[Dataset excerpt]
>>>
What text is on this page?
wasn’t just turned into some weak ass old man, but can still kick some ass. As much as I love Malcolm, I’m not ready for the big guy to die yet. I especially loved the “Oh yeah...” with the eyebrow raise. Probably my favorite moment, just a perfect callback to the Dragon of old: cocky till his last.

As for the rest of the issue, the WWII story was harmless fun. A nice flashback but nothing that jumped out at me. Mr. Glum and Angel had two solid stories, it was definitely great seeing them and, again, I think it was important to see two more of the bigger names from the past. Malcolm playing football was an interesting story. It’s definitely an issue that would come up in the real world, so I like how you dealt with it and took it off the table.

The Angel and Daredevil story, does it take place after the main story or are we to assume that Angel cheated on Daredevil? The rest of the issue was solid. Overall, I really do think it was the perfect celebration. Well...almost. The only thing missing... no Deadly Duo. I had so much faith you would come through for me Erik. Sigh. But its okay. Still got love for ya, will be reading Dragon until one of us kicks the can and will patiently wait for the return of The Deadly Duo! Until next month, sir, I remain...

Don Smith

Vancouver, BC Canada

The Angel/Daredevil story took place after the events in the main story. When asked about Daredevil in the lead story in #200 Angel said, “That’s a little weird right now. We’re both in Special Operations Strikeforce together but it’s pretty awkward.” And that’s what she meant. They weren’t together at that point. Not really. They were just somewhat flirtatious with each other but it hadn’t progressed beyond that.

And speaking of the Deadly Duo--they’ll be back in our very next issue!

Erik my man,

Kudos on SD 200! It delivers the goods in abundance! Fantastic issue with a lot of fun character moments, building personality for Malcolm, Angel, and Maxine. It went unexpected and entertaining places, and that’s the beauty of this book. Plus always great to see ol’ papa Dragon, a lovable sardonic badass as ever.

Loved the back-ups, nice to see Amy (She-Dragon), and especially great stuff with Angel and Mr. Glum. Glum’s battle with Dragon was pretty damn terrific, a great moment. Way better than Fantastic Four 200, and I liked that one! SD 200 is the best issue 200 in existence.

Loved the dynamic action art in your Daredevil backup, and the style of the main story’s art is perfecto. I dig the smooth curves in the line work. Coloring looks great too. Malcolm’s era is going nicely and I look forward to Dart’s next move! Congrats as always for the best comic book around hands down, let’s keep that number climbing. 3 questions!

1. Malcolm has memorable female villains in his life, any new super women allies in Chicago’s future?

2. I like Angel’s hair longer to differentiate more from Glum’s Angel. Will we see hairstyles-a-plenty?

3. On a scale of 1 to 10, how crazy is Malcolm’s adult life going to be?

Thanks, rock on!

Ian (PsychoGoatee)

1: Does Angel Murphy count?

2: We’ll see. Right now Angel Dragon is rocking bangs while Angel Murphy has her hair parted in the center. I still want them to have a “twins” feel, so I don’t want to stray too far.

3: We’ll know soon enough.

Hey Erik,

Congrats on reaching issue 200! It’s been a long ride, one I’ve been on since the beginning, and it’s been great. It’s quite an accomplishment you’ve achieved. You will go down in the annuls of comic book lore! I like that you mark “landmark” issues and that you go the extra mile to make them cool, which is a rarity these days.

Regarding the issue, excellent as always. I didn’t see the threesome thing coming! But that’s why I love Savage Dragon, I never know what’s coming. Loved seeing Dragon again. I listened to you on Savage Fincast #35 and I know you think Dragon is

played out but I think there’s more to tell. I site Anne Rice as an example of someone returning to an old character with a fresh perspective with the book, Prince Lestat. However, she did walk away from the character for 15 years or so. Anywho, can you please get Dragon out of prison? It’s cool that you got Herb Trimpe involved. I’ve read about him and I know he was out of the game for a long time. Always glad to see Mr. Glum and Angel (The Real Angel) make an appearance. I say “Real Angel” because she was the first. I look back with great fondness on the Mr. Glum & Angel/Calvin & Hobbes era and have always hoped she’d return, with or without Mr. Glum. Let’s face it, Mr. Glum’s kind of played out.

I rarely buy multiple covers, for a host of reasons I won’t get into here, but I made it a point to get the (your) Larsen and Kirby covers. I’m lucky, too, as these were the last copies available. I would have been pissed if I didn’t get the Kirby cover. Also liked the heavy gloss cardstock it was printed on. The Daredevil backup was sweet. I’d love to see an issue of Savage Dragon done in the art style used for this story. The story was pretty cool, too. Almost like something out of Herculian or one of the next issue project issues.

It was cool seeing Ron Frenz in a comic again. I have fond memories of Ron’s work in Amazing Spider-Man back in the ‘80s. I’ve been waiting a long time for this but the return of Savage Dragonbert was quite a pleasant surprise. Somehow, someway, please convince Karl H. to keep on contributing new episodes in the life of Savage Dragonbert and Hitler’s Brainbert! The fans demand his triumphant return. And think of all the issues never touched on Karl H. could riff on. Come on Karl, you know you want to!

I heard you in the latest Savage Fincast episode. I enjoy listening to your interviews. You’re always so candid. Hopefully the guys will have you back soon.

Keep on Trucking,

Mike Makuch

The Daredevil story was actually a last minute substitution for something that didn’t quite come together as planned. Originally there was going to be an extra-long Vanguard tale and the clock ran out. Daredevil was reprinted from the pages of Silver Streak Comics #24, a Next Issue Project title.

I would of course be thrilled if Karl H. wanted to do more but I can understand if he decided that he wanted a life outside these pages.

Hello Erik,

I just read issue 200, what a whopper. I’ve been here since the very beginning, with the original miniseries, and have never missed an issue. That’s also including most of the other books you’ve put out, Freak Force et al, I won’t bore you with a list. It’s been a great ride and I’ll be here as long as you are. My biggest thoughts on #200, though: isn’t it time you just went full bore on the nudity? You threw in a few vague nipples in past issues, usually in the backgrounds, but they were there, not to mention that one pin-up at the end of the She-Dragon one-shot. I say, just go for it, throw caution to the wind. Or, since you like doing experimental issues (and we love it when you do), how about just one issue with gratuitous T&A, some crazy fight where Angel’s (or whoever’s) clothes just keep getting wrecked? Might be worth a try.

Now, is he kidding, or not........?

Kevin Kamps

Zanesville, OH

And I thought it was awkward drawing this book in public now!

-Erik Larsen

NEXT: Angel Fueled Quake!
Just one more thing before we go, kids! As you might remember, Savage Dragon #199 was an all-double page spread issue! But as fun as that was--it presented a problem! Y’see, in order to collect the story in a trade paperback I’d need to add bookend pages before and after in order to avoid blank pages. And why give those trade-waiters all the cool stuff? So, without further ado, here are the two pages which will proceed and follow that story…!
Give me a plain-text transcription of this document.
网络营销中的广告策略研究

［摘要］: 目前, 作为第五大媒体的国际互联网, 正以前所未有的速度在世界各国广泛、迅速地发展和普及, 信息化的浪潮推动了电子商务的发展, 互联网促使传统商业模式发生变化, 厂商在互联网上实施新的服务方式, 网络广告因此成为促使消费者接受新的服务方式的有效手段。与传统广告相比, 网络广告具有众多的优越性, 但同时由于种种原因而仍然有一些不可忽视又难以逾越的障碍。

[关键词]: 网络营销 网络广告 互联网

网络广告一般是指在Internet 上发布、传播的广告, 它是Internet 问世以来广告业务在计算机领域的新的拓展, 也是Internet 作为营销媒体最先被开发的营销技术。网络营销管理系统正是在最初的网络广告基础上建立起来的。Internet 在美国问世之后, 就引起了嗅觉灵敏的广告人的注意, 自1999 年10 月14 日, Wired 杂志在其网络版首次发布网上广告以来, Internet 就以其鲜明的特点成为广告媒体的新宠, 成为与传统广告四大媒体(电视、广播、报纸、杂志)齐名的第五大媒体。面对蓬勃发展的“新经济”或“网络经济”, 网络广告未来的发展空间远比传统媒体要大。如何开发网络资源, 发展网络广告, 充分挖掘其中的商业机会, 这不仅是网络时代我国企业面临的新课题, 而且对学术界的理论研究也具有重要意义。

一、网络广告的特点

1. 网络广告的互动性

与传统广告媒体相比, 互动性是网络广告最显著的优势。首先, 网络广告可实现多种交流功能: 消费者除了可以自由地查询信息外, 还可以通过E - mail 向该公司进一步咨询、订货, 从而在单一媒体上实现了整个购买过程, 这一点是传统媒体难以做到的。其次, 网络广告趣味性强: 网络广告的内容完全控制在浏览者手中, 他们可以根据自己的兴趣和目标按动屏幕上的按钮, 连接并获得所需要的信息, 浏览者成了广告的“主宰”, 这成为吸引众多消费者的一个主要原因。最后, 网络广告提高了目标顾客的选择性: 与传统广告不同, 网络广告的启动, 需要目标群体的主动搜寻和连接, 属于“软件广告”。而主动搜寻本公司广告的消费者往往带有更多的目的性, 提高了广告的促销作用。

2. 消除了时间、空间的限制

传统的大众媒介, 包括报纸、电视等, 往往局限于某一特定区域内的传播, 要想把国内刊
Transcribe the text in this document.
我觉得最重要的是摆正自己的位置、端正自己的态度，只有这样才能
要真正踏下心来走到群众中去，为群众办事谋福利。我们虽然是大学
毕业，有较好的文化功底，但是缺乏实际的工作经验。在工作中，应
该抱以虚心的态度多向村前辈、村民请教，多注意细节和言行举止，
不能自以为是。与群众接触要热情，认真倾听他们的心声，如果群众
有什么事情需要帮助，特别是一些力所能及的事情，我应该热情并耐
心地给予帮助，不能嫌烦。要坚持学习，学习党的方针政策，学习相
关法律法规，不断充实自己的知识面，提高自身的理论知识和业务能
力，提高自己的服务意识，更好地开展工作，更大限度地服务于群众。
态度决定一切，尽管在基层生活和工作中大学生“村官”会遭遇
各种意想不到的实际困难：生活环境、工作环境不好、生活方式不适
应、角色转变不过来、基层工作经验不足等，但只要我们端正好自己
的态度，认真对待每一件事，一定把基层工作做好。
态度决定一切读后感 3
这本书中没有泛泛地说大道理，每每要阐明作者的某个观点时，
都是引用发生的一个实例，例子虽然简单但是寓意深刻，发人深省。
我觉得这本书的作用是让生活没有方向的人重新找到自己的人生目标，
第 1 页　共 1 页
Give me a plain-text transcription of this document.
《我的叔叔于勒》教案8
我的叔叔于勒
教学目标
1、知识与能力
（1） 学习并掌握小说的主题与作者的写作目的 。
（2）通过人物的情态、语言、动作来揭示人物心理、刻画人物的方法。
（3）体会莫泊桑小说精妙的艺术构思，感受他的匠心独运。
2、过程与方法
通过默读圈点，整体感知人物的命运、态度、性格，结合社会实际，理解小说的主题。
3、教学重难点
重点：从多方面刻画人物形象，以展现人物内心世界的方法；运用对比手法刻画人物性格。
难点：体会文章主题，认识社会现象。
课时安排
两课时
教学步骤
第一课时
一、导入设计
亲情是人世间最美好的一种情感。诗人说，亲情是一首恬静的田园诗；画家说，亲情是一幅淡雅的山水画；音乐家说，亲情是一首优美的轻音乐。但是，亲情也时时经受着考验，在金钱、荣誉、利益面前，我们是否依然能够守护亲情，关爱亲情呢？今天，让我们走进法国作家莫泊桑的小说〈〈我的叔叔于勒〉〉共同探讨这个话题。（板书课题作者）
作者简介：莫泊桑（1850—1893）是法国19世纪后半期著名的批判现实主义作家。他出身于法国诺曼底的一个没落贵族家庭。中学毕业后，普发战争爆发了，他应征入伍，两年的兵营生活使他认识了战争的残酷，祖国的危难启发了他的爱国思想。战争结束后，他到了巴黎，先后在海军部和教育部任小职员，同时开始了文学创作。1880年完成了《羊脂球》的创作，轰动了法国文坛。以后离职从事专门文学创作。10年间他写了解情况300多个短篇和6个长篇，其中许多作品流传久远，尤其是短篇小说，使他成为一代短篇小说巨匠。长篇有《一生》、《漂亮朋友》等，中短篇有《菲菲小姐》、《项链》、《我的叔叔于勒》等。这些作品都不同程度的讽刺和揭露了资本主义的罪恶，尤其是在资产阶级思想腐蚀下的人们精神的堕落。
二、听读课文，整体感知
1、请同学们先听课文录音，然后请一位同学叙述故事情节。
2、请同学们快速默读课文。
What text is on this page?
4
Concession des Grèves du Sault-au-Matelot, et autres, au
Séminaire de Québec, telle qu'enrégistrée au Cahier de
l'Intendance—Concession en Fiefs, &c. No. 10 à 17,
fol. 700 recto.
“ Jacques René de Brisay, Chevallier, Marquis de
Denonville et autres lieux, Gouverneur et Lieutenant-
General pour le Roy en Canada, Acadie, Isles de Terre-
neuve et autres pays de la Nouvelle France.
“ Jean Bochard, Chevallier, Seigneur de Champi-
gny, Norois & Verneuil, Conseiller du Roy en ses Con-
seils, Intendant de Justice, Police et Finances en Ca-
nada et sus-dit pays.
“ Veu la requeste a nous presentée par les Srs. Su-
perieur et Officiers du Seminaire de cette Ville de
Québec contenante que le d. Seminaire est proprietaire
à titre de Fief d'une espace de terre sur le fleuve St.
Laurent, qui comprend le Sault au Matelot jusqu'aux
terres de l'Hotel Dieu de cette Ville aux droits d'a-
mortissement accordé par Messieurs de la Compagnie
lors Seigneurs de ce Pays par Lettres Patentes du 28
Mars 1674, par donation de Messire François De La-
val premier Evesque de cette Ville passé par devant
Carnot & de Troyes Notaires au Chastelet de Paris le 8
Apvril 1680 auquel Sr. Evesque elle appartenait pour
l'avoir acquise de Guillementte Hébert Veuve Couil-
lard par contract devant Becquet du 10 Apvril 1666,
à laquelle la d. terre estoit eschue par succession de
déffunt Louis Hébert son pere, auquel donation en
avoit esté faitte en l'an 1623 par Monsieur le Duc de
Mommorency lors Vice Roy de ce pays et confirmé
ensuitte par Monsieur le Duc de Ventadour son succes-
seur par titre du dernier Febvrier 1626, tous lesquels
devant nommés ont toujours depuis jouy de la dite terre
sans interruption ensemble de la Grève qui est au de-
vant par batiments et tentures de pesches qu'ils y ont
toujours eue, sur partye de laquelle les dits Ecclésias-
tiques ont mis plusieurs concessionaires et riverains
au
<<<
Show all lines above holding "Fincast".

● **REPLY TO THE EXERCISE**
Regarding the issue, excellent as always. I didn’t see the threesome thing coming! But that’s why I love Savage Dragon, I never know what’s coming. Loved seeing Dragon again. I listened to you on Savage Fincast #35 and I know you think Dragon is
I heard you in the latest Savage Fincast episode. I enjoy listening to your interviews. You’re always so candid. Hopefully the guys will have you back soon.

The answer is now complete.